(Extrait)
────────────────────
Froidement et visiblement au hasard, il a exécuté cinq personnes d’une balle dans la tête et blessé huit autres dans le hall des arrivées de l’aéroport de Fort Lauderdale, en Floride, vendredi. Une fois à court de munition, il s’est couché au sol et s’est laissé arrêter sans résister. Alors que l’enquête commence, les autorités écartent pour le moment la piste terroriste et privilégient celle de l’acte d’un déséquilibré qui souffrait de troubles mentaux, affirme NBC News.

Le suspect identifié comme Esteban Santiago

Deux élus de Floride, le sénateur Bill Nelson et l’élu local Chip LaMarca, ont identifié le suspect comme Esteban Santiago, un citoyen américain de 26 ans. Vendredi soir, le shérif du comté de Broward County n’avait pas confirmé son nom. Il a toutefois indiqué que le suspect semble avoir agi seul et qu’il n’y a pas d’autre menace connue.

Des « voix » lui suggérant de rejoindre Daesh

Selon NBC News, Santiago est né à Porto Rico et a servi en Irak pendant un an. Son frère Brian a indiqué à la chaîne que le suspect était « pro-américain » mais qu’il souffrait de troubles mentaux depuis son retour et qu’il était suivi à Anchorage, en Alaska. Selon CNN et CBS, le suspect s’est présenté dans le bureau du FBI il y a plusieurs mois et avait affirmé « entendre des voix », certaines lui suggérant de rejoindre Daesh. Il a ensuite été hospitalisé en services psychiatriques à sa demande.
────────────────────
[Entrées de données recueillies]
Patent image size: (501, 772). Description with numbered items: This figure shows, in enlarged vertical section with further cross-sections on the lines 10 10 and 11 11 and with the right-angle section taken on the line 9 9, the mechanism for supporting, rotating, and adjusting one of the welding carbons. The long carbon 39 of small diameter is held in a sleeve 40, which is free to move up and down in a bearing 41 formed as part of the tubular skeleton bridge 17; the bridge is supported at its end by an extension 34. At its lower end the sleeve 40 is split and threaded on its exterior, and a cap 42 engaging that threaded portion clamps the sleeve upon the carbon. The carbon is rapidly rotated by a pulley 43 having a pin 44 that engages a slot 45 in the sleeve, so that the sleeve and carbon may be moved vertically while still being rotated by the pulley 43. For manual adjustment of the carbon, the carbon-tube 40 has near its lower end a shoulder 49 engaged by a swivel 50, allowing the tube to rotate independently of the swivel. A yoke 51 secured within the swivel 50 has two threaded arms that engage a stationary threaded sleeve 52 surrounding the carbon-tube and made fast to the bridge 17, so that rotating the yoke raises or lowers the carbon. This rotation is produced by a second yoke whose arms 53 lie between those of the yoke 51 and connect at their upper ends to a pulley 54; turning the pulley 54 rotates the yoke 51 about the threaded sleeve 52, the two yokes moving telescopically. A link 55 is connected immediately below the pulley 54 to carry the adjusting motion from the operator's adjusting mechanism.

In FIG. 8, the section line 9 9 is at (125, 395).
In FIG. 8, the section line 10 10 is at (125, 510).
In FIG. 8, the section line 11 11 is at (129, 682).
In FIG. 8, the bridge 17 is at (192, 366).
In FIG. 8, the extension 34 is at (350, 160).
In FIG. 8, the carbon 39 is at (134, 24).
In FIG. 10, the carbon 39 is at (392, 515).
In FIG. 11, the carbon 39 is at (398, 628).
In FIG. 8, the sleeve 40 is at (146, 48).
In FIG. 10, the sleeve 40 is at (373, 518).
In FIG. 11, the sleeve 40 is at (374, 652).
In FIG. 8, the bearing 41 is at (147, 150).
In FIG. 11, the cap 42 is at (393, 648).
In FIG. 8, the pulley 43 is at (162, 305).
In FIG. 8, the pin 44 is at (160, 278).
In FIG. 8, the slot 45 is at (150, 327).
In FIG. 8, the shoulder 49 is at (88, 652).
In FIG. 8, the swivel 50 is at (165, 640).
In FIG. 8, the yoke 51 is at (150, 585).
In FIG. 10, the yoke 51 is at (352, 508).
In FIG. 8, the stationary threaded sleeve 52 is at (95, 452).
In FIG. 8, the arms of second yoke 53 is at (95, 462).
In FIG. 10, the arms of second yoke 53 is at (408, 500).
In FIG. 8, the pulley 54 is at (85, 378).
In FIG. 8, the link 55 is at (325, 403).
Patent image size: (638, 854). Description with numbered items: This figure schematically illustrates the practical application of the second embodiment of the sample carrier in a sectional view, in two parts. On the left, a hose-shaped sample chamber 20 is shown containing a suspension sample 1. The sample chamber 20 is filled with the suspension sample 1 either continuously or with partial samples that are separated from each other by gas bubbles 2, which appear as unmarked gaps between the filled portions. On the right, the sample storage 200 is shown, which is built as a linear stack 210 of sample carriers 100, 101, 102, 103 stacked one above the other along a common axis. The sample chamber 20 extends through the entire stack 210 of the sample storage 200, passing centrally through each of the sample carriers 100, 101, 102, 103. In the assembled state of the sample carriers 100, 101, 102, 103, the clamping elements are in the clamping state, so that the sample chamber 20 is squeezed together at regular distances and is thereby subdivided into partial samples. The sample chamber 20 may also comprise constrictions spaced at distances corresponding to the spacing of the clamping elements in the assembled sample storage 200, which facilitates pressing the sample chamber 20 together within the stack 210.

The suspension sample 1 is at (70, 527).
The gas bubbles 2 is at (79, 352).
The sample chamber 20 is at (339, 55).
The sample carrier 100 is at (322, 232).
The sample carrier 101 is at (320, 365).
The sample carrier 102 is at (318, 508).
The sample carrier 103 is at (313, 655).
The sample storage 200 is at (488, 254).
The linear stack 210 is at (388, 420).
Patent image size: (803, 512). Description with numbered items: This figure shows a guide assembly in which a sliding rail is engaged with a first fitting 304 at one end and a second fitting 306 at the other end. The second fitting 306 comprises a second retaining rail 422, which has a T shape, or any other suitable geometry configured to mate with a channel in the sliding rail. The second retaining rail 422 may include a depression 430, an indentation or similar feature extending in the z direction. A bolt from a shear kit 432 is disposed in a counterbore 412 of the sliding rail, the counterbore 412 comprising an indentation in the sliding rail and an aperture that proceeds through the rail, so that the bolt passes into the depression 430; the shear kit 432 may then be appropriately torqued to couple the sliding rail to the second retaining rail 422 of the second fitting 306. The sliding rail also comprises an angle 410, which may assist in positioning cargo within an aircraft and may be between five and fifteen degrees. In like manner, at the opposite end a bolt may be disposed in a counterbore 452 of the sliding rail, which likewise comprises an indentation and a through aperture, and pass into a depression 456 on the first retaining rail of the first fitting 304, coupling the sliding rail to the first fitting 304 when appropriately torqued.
────────────────────
Poursuivez l'article sur la fusillade de l'aéroport de Fort Lauderdale à partir de sa dernière phrase.

(Résultat obtenu)
Il voyageait légalement avec une arme non chargée

Selon NBC, le suspect voyageait de l’Alaska à la Floride, avec une escale à l’aéroport de Minneapolis-St. Paul. Malgré son historique de troubles mentaux, il disposait d’un permis de port d’arme en règle. La réglementation américaine permet dans ce cas de voyager avec une arme à condition qu’elle soit déchargée et sécurisée dans une boîte rigide fermée à clé et transportée en soute. Les munitions doivent être stockées dans un autre bagage, lui aussi en soute. Selon l’élu Chip LaMarca, Esteban Santiago a récupéré ses bagages, puis il est allé charger l’arme aux toilettes avant de revenir près des carrousels et d’ouvrir le feu.